◆ **What the exercise asks**: Look through the data for the string "terms". Copy every line where it is found.

◆ **Data for this task**:
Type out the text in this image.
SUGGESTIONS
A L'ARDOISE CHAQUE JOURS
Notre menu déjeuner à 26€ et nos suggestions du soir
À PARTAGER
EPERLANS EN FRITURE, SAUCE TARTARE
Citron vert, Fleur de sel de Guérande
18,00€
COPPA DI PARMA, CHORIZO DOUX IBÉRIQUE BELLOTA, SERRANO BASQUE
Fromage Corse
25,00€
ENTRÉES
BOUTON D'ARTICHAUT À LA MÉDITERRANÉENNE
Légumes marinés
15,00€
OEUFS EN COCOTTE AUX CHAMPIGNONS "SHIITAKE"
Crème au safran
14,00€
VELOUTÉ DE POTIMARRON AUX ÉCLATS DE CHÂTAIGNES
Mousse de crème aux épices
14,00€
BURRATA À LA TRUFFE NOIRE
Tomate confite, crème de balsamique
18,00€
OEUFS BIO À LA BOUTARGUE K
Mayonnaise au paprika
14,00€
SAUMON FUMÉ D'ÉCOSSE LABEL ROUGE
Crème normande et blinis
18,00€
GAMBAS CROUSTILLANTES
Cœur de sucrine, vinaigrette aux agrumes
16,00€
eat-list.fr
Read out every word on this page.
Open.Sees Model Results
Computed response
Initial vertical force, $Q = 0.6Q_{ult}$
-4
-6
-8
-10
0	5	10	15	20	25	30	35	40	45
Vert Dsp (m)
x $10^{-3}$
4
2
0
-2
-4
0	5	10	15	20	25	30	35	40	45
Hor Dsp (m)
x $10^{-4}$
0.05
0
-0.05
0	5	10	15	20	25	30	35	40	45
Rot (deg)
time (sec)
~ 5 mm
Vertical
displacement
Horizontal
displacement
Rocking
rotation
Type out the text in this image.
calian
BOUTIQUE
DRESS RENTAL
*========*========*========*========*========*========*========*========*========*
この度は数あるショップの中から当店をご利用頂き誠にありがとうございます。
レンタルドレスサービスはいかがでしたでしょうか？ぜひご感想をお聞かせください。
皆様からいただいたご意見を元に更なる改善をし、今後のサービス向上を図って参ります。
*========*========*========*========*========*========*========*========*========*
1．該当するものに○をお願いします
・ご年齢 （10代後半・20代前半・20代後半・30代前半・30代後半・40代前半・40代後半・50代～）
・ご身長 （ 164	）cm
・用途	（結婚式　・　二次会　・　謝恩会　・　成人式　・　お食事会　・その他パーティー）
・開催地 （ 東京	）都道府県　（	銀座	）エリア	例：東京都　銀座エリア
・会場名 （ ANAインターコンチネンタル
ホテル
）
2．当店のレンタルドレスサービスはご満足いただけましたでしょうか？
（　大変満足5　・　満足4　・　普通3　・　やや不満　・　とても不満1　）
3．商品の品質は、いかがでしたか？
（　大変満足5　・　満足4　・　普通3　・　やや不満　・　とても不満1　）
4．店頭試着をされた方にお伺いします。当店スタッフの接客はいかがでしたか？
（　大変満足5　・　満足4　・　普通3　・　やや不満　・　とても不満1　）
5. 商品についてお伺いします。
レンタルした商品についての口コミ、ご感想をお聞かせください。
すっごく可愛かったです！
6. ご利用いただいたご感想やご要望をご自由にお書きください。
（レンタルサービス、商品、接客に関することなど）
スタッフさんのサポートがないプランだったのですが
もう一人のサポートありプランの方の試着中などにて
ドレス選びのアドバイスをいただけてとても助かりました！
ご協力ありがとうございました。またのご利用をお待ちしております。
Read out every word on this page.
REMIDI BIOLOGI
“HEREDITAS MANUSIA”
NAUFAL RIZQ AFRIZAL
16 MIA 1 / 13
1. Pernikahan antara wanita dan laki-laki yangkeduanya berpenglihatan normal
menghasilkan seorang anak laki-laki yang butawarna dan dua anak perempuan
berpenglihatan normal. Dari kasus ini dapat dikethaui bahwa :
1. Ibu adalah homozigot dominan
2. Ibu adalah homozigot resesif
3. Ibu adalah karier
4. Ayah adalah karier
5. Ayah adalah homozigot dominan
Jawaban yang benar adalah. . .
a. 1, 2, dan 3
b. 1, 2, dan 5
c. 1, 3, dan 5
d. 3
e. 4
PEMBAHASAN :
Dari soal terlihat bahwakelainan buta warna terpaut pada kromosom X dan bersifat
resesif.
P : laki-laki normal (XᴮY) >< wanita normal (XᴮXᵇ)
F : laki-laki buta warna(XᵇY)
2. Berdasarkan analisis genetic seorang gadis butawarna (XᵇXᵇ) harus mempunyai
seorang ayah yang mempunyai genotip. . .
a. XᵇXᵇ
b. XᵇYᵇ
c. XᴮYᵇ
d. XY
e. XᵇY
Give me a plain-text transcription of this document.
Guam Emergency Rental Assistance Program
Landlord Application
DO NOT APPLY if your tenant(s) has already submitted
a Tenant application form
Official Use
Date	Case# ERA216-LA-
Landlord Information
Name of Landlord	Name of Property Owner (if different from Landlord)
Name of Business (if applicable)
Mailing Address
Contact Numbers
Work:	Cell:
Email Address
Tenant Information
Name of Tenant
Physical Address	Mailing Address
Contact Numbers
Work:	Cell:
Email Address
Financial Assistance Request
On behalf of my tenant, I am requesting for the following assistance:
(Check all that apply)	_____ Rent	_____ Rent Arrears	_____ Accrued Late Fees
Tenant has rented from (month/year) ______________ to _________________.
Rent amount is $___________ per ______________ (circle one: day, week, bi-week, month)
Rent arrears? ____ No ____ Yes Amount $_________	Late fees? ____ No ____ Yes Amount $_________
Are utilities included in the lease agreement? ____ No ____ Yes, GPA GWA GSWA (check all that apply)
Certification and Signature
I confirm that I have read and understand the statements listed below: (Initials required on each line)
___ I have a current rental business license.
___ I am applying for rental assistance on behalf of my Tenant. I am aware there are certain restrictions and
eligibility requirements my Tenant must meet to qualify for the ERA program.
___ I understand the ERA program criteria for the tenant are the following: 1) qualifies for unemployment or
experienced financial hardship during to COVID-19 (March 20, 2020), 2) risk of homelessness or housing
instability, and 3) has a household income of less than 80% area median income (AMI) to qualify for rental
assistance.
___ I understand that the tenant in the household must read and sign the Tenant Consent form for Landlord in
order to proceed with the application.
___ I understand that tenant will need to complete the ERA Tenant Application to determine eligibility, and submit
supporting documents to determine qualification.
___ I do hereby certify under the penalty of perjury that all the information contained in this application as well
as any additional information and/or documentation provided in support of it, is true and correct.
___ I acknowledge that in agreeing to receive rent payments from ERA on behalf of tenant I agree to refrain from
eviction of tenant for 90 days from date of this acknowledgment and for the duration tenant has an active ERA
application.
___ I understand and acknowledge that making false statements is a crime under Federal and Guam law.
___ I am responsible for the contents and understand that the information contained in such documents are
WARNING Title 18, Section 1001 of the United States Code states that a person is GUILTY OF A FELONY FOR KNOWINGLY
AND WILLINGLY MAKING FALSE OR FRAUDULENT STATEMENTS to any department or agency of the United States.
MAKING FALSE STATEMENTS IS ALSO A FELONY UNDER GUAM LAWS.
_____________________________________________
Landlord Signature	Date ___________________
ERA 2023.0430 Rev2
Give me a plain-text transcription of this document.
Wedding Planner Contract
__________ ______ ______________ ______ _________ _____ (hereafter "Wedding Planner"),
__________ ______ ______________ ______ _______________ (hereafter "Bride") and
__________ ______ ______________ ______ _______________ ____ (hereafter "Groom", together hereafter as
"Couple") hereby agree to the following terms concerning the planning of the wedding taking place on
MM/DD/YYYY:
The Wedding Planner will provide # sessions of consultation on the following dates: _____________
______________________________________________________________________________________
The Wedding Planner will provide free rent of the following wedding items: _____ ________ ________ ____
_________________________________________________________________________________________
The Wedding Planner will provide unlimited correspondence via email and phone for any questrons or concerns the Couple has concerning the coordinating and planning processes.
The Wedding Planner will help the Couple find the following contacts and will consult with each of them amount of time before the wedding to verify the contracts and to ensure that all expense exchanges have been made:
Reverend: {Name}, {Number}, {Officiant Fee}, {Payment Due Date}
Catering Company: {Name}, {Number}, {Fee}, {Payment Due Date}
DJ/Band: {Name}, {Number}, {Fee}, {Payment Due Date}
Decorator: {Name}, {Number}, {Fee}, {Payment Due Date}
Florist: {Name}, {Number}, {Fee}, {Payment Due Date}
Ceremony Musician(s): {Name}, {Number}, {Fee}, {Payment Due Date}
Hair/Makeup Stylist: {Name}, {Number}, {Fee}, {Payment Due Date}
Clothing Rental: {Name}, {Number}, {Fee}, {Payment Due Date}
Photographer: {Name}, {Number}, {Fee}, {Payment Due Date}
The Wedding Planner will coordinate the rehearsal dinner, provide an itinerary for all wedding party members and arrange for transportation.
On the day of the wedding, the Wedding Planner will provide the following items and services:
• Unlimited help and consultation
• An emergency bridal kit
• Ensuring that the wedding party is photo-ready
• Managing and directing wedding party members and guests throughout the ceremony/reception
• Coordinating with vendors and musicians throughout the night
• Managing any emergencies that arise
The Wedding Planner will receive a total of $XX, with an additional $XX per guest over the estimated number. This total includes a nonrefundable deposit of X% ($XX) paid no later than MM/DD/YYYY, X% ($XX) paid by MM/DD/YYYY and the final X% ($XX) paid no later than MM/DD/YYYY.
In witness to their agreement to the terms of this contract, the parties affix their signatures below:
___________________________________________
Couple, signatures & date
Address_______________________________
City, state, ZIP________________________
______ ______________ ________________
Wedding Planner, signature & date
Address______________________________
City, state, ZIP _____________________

◆ **Written solution**:
"Couple") hereby agree to the following terms concerning the planning of the wedding taking place on
In witness to their agreement to the terms of this contract, the parties affix their signatures below:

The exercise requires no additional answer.